[Collected data entries]
* * *
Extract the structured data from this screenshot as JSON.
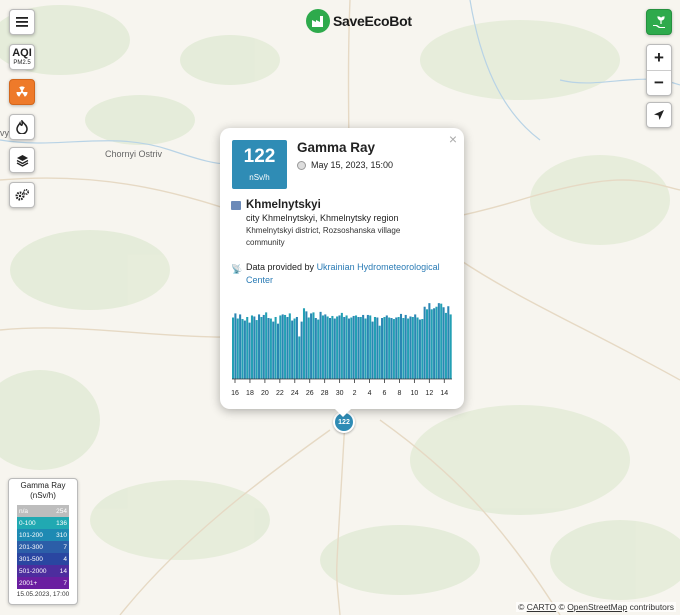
{
  "map": {
    "labels": {
      "chornyi_ostriv": "Chornyi Ostriv",
      "partial_left": "vy"
    },
    "marker_value": "122"
  },
  "brand": {
    "name": "SaveEcoBot"
  },
  "controls": {
    "menu_icon": "hamburger-icon",
    "aqi_label": "AQI",
    "aqi_sub": "PM2.5",
    "zoom_in": "+",
    "zoom_out": "−",
    "colors": {
      "active": "#ee7a2a",
      "share_btn": "#2eaa4c"
    }
  },
  "popup": {
    "value": "122",
    "unit": "nSv/h",
    "title": "Gamma Ray",
    "date": "May 15, 2023, 15:00",
    "city": "Khmelnytskyi",
    "line1": "city Khmelnytskyi, Khmelnytsky region",
    "line2": "Khmelnytskyi district, Rozsoshanska village community",
    "provider_prefix": "Data provided by",
    "provider_link": "Ukrainian Hydrometeorological Center",
    "close": "×",
    "value_color": "#2f8cb5"
  },
  "chart_data": {
    "type": "bar",
    "x_tick_labels": [
      "16",
      "18",
      "20",
      "22",
      "24",
      "26",
      "28",
      "30",
      "2",
      "4",
      "6",
      "8",
      "10",
      "12",
      "14"
    ],
    "ylim": [
      0,
      160
    ],
    "values": [
      120,
      128,
      118,
      126,
      117,
      114,
      121,
      110,
      124,
      122,
      115,
      126,
      121,
      125,
      130,
      119,
      118,
      112,
      121,
      108,
      124,
      126,
      125,
      121,
      128,
      114,
      118,
      121,
      83,
      112,
      138,
      132,
      120,
      128,
      130,
      119,
      116,
      131,
      124,
      126,
      122,
      119,
      123,
      118,
      122,
      124,
      129,
      121,
      124,
      118,
      120,
      123,
      124,
      121,
      121,
      125,
      118,
      125,
      124,
      112,
      121,
      120,
      104,
      119,
      121,
      124,
      120,
      119,
      117,
      120,
      121,
      127,
      119,
      125,
      118,
      122,
      121,
      126,
      120,
      116,
      117,
      141,
      136,
      148,
      136,
      138,
      141,
      148,
      147,
      140,
      129,
      142,
      126
    ],
    "series_colors": [
      "#23a0b4",
      "#2a86b3"
    ]
  },
  "legend": {
    "title": "Gamma Ray",
    "unit": "(nSv/h)",
    "rows": [
      {
        "range": "n/a",
        "count": "254",
        "color": "#bdbdbd"
      },
      {
        "range": "0-100",
        "count": "136",
        "color": "#21a9b2"
      },
      {
        "range": "101-200",
        "count": "310",
        "color": "#1e8ab3"
      },
      {
        "range": "201-300",
        "count": "7",
        "color": "#2c5ea8"
      },
      {
        "range": "301-500",
        "count": "4",
        "color": "#2a46a1"
      },
      {
        "range": "501-2000",
        "count": "14",
        "color": "#4d2d9e"
      },
      {
        "range": "2001+",
        "count": "7",
        "color": "#6a1ea0"
      }
    ],
    "timestamp": "15.05.2023, 17:00"
  },
  "attribution": {
    "c1": "©",
    "carto": "CARTO",
    "c2": "©",
    "osm": "OpenStreetMap",
    "contrib": "contributors"
  }
}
* * *
TASK GOAL
Copy all lines from the entries that contain the word "count".

CORRECT OUTPUT
        "count": "254",
        "count": "136",
        "count": "310",
        "count": "7",
        "count": "4",
        "count": "14",
        "count": "7",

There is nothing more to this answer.